**What is being asked**
Without including any pictures, copy each entry below exactly.

**Provided records**

◆ ◆ ◆ ◆ ◆

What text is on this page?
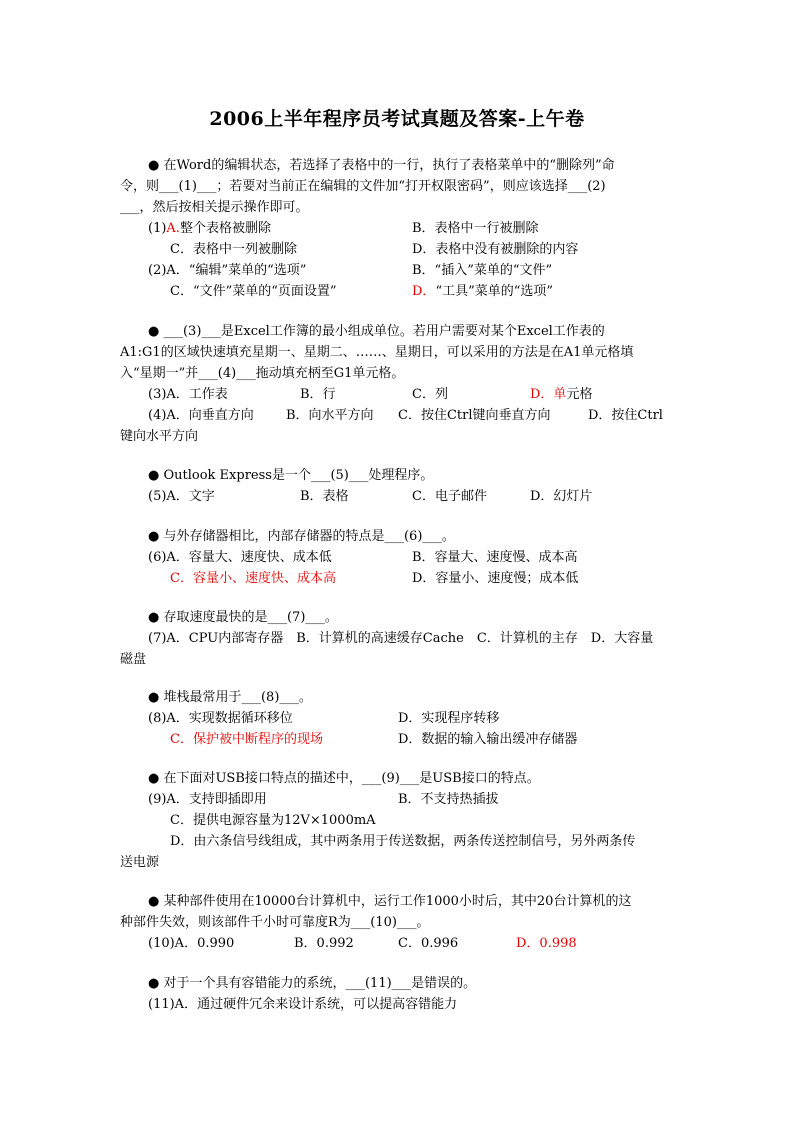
2006上半年程序员考试真题及答案-上午卷
● 在Word的编辑状态，若选择了表格中的一行，执行了表格菜单中的“删除列”命
令，则___(1)___；若要对当前正在编辑的文件加“打开权限密码”，则应该选择___(2)
___，然后按相关提示操作即可。
(1)A.整个表格被删除	B．表格中一行被删除
C．表格中一列被删除	D．表格中没有被删除的内容
(2)A．“编辑”菜单的“选项”	B．“插入”菜单的“文件”
C．“文件”菜单的“页面设置”	D．“工具”菜单的“选项”
● ___(3)___是Excel工作簿的最小组成单位。若用户需要对某个Excel工作表的
A1:G1的区域快速填充星期一、星期二、……、星期日，可以采用的方法是在A1单元格填
入“星期一”并___(4)___拖动填充柄至G1单元格。
(3)A．工作表	B．行	C．列	D．单元格
(4)A．向垂直方向 B．向水平方向 C．按住Ctrl键向垂直方向	D．按住Ctrl
键向水平方向
● Outlook Express是一个___(5)___处理程序。
(5)A．文字	B．表格	C．电子邮件	D．幻灯片
● 与外存储器相比，内部存储器的特点是___(6)___。
(6)A．容量大、速度快、成本低	B．容量大、速度慢、成本高
C．容量小、速度快、成本高	D．容量小、速度慢；成本低
● 存取速度最快的是___(7)___。
(7)A．CPU内部寄存器　B．计算机的高速缓存Cache　C．计算机的主存　D．大容量
磁盘
● 堆栈最常用于___(8)___。
(8)A．实现数据循环移位	D．实现程序转移
C．保护被中断程序的现场	D．数据的输入输出缓冲存储器
● 在下面对USB接口特点的描述中，___(9)___是USB接口的特点。
(9)A．支持即插即用	B．不支持热插拔
C．提供电源容量为12V×1000mA
D．由六条信号线组成，其中两条用于传送数据，两条传送控制信号，另外两条传
送电源
● 某种部件使用在10000台计算机中，运行工作1000小时后，其中20台计算机的这
种部件失效，则该部件千小时可靠度R为___(10)___。
(10)A．0.990	B．0.992	C．0.996	D．0.998
● 对于一个具有容错能力的系统，___(11)___是错误的。
(11)A．通过硬件冗余来设计系统，可以提高容错能力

◆ ◆ ◆ ◆ ◆

**Output of the exercise**
What text is on this page?
2006上半年程序员考试真题及答案-上午卷
● 在Word的编辑状态，若选择了表格中的一行，执行了表格菜单中的“删除列”命
令，则___(1)___；若要对当前正在编辑的文件加“打开权限密码”，则应该选择___(2)
___，然后按相关提示操作即可。
(1)A.整个表格被删除	B．表格中一行被删除
C．表格中一列被删除	D．表格中没有被删除的内容
(2)A．“编辑”菜单的“选项”	B．“插入”菜单的“文件”
C．“文件”菜单的“页面设置”	D．“工具”菜单的“选项”
● ___(3)___是Excel工作簿的最小组成单位。若用户需要对某个Excel工作表的
A1:G1的区域快速填充星期一、星期二、……、星期日，可以采用的方法是在A1单元格填
入“星期一”并___(4)___拖动填充柄至G1单元格。
(3)A．工作表	B．行	C．列	D．单元格
(4)A．向垂直方向 B．向水平方向 C．按住Ctrl键向垂直方向	D．按住Ctrl
键向水平方向
● Outlook Express是一个___(5)___处理程序。
(5)A．文字	B．表格	C．电子邮件	D．幻灯片
● 与外存储器相比，内部存储器的特点是___(6)___。
(6)A．容量大、速度快、成本低	B．容量大、速度慢、成本高
C．容量小、速度快、成本高	D．容量小、速度慢；成本低
● 存取速度最快的是___(7)___。
(7)A．CPU内部寄存器　B．计算机的高速缓存Cache　C．计算机的主存　D．大容量
磁盘
● 堆栈最常用于___(8)___。
(8)A．实现数据循环移位	D．实现程序转移
C．保护被中断程序的现场	D．数据的输入输出缓冲存储器
● 在下面对USB接口特点的描述中，___(9)___是USB接口的特点。
(9)A．支持即插即用	B．不支持热插拔
C．提供电源容量为12V×1000mA
D．由六条信号线组成，其中两条用于传送数据，两条传送控制信号，另外两条传
送电源
● 某种部件使用在10000台计算机中，运行工作1000小时后，其中20台计算机的这
种部件失效，则该部件千小时可靠度R为___(10)___。
(10)A．0.990	B．0.992	C．0.996	D．0.998
● 对于一个具有容错能力的系统，___(11)___是错误的。
(11)A．通过硬件冗余来设计系统，可以提高容错能力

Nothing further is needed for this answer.